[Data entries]
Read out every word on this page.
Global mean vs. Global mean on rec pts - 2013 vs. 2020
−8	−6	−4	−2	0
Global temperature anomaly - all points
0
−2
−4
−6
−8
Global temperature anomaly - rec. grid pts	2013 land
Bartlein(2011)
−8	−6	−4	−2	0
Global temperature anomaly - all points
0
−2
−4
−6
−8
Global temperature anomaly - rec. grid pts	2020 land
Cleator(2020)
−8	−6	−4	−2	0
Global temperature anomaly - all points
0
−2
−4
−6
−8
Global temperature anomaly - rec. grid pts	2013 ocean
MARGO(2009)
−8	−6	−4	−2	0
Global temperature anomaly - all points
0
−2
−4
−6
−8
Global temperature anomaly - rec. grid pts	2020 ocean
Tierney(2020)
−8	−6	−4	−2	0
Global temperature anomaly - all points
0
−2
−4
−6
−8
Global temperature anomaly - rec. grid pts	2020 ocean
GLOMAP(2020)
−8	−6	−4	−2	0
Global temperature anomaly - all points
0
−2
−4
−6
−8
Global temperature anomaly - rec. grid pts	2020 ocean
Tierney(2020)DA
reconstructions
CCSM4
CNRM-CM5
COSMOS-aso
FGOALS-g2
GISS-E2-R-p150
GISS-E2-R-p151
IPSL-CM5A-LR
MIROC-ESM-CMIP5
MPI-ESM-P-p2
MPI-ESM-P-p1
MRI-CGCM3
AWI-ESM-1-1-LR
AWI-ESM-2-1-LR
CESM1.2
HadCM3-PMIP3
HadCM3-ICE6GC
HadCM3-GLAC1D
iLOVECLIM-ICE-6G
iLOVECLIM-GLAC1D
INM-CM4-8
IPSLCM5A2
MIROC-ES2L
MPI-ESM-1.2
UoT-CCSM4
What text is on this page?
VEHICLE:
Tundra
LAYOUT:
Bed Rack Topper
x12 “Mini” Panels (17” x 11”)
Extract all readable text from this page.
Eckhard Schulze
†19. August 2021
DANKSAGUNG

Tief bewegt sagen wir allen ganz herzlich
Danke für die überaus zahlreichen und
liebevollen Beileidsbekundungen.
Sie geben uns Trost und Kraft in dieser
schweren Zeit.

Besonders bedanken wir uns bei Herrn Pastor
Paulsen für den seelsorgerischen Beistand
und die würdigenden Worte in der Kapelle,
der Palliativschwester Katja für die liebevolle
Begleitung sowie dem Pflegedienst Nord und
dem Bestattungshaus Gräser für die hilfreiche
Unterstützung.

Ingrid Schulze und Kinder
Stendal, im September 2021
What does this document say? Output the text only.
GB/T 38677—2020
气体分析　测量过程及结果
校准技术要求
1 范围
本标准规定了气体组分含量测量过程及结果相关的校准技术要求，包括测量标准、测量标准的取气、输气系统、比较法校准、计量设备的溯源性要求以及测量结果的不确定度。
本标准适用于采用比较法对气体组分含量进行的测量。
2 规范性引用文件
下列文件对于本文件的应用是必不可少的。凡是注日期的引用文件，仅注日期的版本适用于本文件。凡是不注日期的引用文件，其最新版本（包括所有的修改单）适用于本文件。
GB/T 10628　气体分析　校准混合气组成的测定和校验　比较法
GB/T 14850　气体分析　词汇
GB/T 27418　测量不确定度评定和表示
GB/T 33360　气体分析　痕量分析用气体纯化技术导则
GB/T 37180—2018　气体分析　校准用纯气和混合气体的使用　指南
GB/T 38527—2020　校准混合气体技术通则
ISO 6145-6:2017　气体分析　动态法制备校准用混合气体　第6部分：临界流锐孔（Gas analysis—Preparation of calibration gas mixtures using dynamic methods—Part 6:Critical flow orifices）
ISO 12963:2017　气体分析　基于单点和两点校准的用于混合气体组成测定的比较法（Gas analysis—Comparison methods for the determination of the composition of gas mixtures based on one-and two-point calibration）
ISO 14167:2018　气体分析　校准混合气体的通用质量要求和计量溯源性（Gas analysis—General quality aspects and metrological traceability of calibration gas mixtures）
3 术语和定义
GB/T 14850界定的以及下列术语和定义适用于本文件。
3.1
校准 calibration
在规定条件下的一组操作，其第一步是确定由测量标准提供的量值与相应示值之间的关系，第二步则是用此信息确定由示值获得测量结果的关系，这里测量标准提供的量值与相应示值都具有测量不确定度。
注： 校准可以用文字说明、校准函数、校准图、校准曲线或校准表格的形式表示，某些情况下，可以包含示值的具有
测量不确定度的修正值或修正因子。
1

• _WHAT YOU HAVE TO DO_
Output each record precisely as given.

• _ANSWER_
Read out every word on this page.
Global mean vs. Global mean on rec pts - 2013 vs. 2020
−8	−6	−4	−2	0
Global temperature anomaly - all points
0
−2
−4
−6
−8
Global temperature anomaly - rec. grid pts	2013 land
Bartlein(2011)
−8	−6	−4	−2	0
Global temperature anomaly - all points
0
−2
−4
−6
−8
Global temperature anomaly - rec. grid pts	2020 land
Cleator(2020)
−8	−6	−4	−2	0
Global temperature anomaly - all points
0
−2
−4
−6
−8
Global temperature anomaly - rec. grid pts	2013 ocean
MARGO(2009)
−8	−6	−4	−2	0
Global temperature anomaly - all points
0
−2
−4
−6
−8
Global temperature anomaly - rec. grid pts	2020 ocean
Tierney(2020)
−8	−6	−4	−2	0
Global temperature anomaly - all points
0
−2
−4
−6
−8
Global temperature anomaly - rec. grid pts	2020 ocean
GLOMAP(2020)
−8	−6	−4	−2	0
Global temperature anomaly - all points
0
−2
−4
−6
−8
Global temperature anomaly - rec. grid pts	2020 ocean
Tierney(2020)DA
reconstructions
CCSM4
CNRM-CM5
COSMOS-aso
FGOALS-g2
GISS-E2-R-p150
GISS-E2-R-p151
IPSL-CM5A-LR
MIROC-ESM-CMIP5
MPI-ESM-P-p2
MPI-ESM-P-p1
MRI-CGCM3
AWI-ESM-1-1-LR
AWI-ESM-2-1-LR
CESM1.2
HadCM3-PMIP3
HadCM3-ICE6GC
HadCM3-GLAC1D
iLOVECLIM-ICE-6G
iLOVECLIM-GLAC1D
INM-CM4-8
IPSLCM5A2
MIROC-ES2L
MPI-ESM-1.2
UoT-CCSM4
What text is on this page?
VEHICLE:
Tundra
LAYOUT:
Bed Rack Topper
x12 “Mini” Panels (17” x 11”)
Extract all readable text from this page.
Eckhard Schulze
†19. August 2021
DANKSAGUNG

Tief bewegt sagen wir allen ganz herzlich
Danke für die überaus zahlreichen und
liebevollen Beileidsbekundungen.
Sie geben uns Trost und Kraft in dieser
schweren Zeit.

Besonders bedanken wir uns bei Herrn Pastor
Paulsen für den seelsorgerischen Beistand
und die würdigenden Worte in der Kapelle,
der Palliativschwester Katja für die liebevolle
Begleitung sowie dem Pflegedienst Nord und
dem Bestattungshaus Gräser für die hilfreiche
Unterstützung.

Ingrid Schulze und Kinder
Stendal, im September 2021
What does this document say? Output the text only.
GB/T 38677—2020
气体分析　测量过程及结果
校准技术要求
1 范围
本标准规定了气体组分含量测量过程及结果相关的校准技术要求，包括测量标准、测量标准的取气、输气系统、比较法校准、计量设备的溯源性要求以及测量结果的不确定度。
本标准适用于采用比较法对气体组分含量进行的测量。
2 规范性引用文件
下列文件对于本文件的应用是必不可少的。凡是注日期的引用文件，仅注日期的版本适用于本文件。凡是不注日期的引用文件，其最新版本（包括所有的修改单）适用于本文件。
GB/T 10628　气体分析　校准混合气组成的测定和校验　比较法
GB/T 14850　气体分析　词汇
GB/T 27418　测量不确定度评定和表示
GB/T 33360　气体分析　痕量分析用气体纯化技术导则
GB/T 37180—2018　气体分析　校准用纯气和混合气体的使用　指南
GB/T 38527—2020　校准混合气体技术通则
ISO 6145-6:2017　气体分析　动态法制备校准用混合气体　第6部分：临界流锐孔（Gas analysis—Preparation of calibration gas mixtures using dynamic methods—Part 6:Critical flow orifices）
ISO 12963:2017　气体分析　基于单点和两点校准的用于混合气体组成测定的比较法（Gas analysis—Comparison methods for the determination of the composition of gas mixtures based on one-and two-point calibration）
ISO 14167:2018　气体分析　校准混合气体的通用质量要求和计量溯源性（Gas analysis—General quality aspects and metrological traceability of calibration gas mixtures）
3 术语和定义
GB/T 14850界定的以及下列术语和定义适用于本文件。
3.1
校准 calibration
在规定条件下的一组操作，其第一步是确定由测量标准提供的量值与相应示值之间的关系，第二步则是用此信息确定由示值获得测量结果的关系，这里测量标准提供的量值与相应示值都具有测量不确定度。
注： 校准可以用文字说明、校准函数、校准图、校准曲线或校准表格的形式表示，某些情况下，可以包含示值的具有
测量不确定度的修正值或修正因子。
1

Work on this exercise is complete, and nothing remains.